-- Directions --
Write out each entry, exactly the way it appears.

-- Records for the task --

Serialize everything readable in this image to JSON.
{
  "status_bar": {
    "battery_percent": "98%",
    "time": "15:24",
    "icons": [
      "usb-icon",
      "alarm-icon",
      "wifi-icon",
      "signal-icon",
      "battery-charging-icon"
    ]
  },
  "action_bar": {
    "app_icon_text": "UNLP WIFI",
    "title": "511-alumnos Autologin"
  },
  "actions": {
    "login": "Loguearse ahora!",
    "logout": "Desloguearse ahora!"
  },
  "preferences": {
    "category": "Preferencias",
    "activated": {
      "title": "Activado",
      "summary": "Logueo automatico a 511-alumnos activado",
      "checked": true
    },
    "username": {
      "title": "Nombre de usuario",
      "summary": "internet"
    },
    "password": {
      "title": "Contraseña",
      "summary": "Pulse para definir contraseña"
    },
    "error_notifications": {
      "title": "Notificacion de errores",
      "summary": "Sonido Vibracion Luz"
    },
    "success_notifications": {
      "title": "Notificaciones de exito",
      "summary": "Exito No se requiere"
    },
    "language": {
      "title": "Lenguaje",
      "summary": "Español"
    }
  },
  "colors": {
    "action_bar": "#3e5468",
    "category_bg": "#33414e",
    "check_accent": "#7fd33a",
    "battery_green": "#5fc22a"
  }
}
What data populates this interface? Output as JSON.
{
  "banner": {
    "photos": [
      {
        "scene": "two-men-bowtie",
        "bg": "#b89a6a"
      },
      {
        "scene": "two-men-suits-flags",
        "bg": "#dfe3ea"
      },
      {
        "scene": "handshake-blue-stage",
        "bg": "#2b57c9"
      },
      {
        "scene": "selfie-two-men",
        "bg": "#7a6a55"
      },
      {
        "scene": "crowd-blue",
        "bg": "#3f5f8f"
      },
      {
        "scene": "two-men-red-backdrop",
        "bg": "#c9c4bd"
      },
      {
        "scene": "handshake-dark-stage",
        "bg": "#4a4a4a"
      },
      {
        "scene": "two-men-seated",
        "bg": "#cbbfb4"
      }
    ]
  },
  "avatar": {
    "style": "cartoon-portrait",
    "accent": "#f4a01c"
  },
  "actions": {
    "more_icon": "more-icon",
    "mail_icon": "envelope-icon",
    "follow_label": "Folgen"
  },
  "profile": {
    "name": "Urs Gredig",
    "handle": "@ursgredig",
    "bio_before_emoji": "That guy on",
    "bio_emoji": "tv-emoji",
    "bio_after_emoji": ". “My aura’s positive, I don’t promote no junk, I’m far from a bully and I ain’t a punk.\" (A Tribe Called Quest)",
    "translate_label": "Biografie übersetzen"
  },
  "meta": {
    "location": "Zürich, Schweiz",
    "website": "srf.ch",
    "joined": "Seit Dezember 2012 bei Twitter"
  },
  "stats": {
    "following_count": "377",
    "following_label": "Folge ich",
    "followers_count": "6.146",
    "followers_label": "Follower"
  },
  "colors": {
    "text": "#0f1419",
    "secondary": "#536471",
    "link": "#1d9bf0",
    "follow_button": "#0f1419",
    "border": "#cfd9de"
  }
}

-- Task response --
Serialize everything readable in this image to JSON.
{
  "status_bar": {
    "battery_percent": "98%",
    "time": "15:24",
    "icons": [
      "usb-icon",
      "alarm-icon",
      "wifi-icon",
      "signal-icon",
      "battery-charging-icon"
    ]
  },
  "action_bar": {
    "app_icon_text": "UNLP WIFI",
    "title": "511-alumnos Autologin"
  },
  "actions": {
    "login": "Loguearse ahora!",
    "logout": "Desloguearse ahora!"
  },
  "preferences": {
    "category": "Preferencias",
    "activated": {
      "title": "Activado",
      "summary": "Logueo automatico a 511-alumnos activado",
      "checked": true
    },
    "username": {
      "title": "Nombre de usuario",
      "summary": "internet"
    },
    "password": {
      "title": "Contraseña",
      "summary": "Pulse para definir contraseña"
    },
    "error_notifications": {
      "title": "Notificacion de errores",
      "summary": "Sonido Vibracion Luz"
    },
    "success_notifications": {
      "title": "Notificaciones de exito",
      "summary": "Exito No se requiere"
    },
    "language": {
      "title": "Lenguaje",
      "summary": "Español"
    }
  },
  "colors": {
    "action_bar": "#3e5468",
    "category_bg": "#33414e",
    "check_accent": "#7fd33a",
    "battery_green": "#5fc22a"
  }
}
What data populates this interface? Output as JSON.
{
  "banner": {
    "photos": [
      {
        "scene": "two-men-bowtie",
        "bg": "#b89a6a"
      },
      {
        "scene": "two-men-suits-flags",
        "bg": "#dfe3ea"
      },
      {
        "scene": "handshake-blue-stage",
        "bg": "#2b57c9"
      },
      {
        "scene": "selfie-two-men",
        "bg": "#7a6a55"
      },
      {
        "scene": "crowd-blue",
        "bg": "#3f5f8f"
      },
      {
        "scene": "two-men-red-backdrop",
        "bg": "#c9c4bd"
      },
      {
        "scene": "handshake-dark-stage",
        "bg": "#4a4a4a"
      },
      {
        "scene": "two-men-seated",
        "bg": "#cbbfb4"
      }
    ]
  },
  "avatar": {
    "style": "cartoon-portrait",
    "accent": "#f4a01c"
  },
  "actions": {
    "more_icon": "more-icon",
    "mail_icon": "envelope-icon",
    "follow_label": "Folgen"
  },
  "profile": {
    "name": "Urs Gredig",
    "handle": "@ursgredig",
    "bio_before_emoji": "That guy on",
    "bio_emoji": "tv-emoji",
    "bio_after_emoji": ". “My aura’s positive, I don’t promote no junk, I’m far from a bully and I ain’t a punk.\" (A Tribe Called Quest)",
    "translate_label": "Biografie übersetzen"
  },
  "meta": {
    "location": "Zürich, Schweiz",
    "website": "srf.ch",
    "joined": "Seit Dezember 2012 bei Twitter"
  },
  "stats": {
    "following_count": "377",
    "following_label": "Folge ich",
    "followers_count": "6.146",
    "followers_label": "Follower"
  },
  "colors": {
    "text": "#0f1419",
    "secondary": "#536471",
    "link": "#1d9bf0",
    "follow_button": "#0f1419",
    "border": "#cfd9de"
  }
}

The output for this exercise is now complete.